Start Information shown

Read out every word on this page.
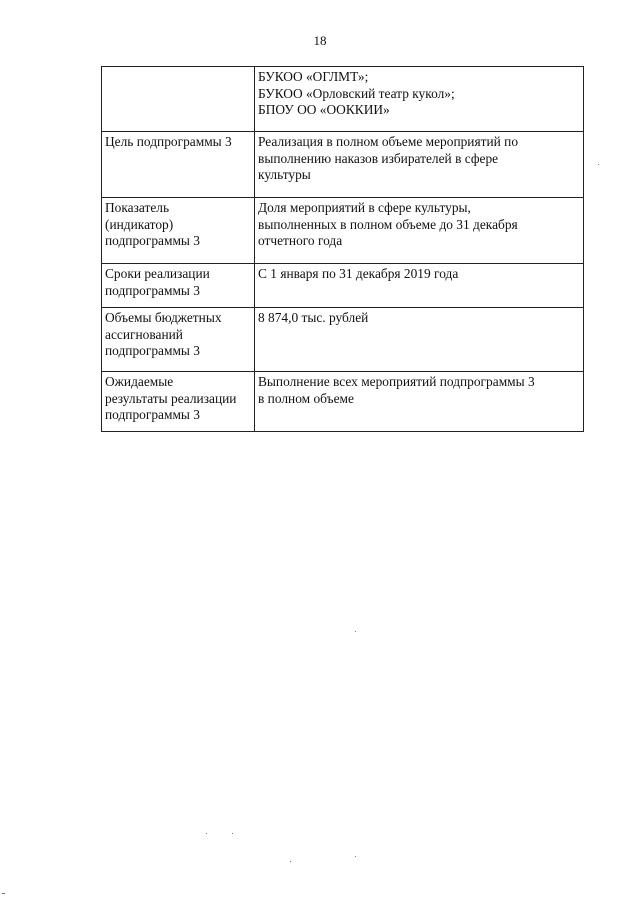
18

	БУКОО «ОГЛМТ»;
БУКОО «Орловский театр кукол»;
БПОУ ОО «ООККИИ»

Цель подпрограммы 3	Реализация в полном объеме мероприятий по
выполнению наказов избирателей в сфере
культуры

Показатель
(индикатор)
подпрограммы 3	Доля мероприятий в сфере культуры,
выполненных в полном объеме до 31 декабря
отчетного года

Сроки реализации
подпрограммы 3	С 1 января по 31 декабря 2019 года

Объемы бюджетных
ассигнований
подпрограммы 3	8 874,0 тыс. рублей

Ожидаемые
результаты реализации
подпрограммы 3	Выполнение всех мероприятий подпрограммы 3
в полном объеме
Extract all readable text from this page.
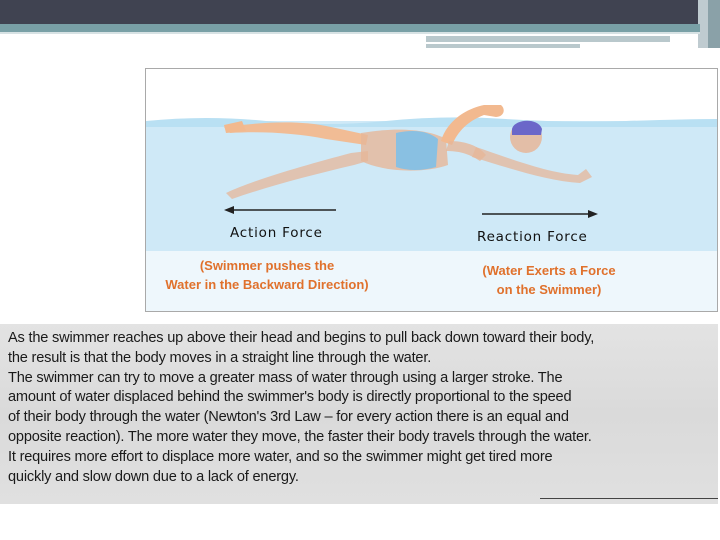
Action Force	Reaction Force
(Swimmer pushes the
Water in the Backward Direction)
(Water Exerts a Force
on the Swimmer)
As the swimmer reaches up above their head and begins to pull back down toward their body,
the result is that the body moves in a straight line through the water.
The swimmer can try to move a greater mass of water through using a larger stroke. The
amount of water displaced behind the swimmer's body is directly proportional to the speed
of their body through the water (Newton's 3rd Law – for every action there is an equal and
opposite reaction). The more water they move, the faster their body travels through the water.
It requires more effort to displace more water, and so the swimmer might get tired more
quickly and slow down due to a lack of energy.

End Information shown

◆ Task to complete:
Copy each line above where the string "реализации" occurs.

◆ Output of the exercise:
Сроки реализации
результаты реализации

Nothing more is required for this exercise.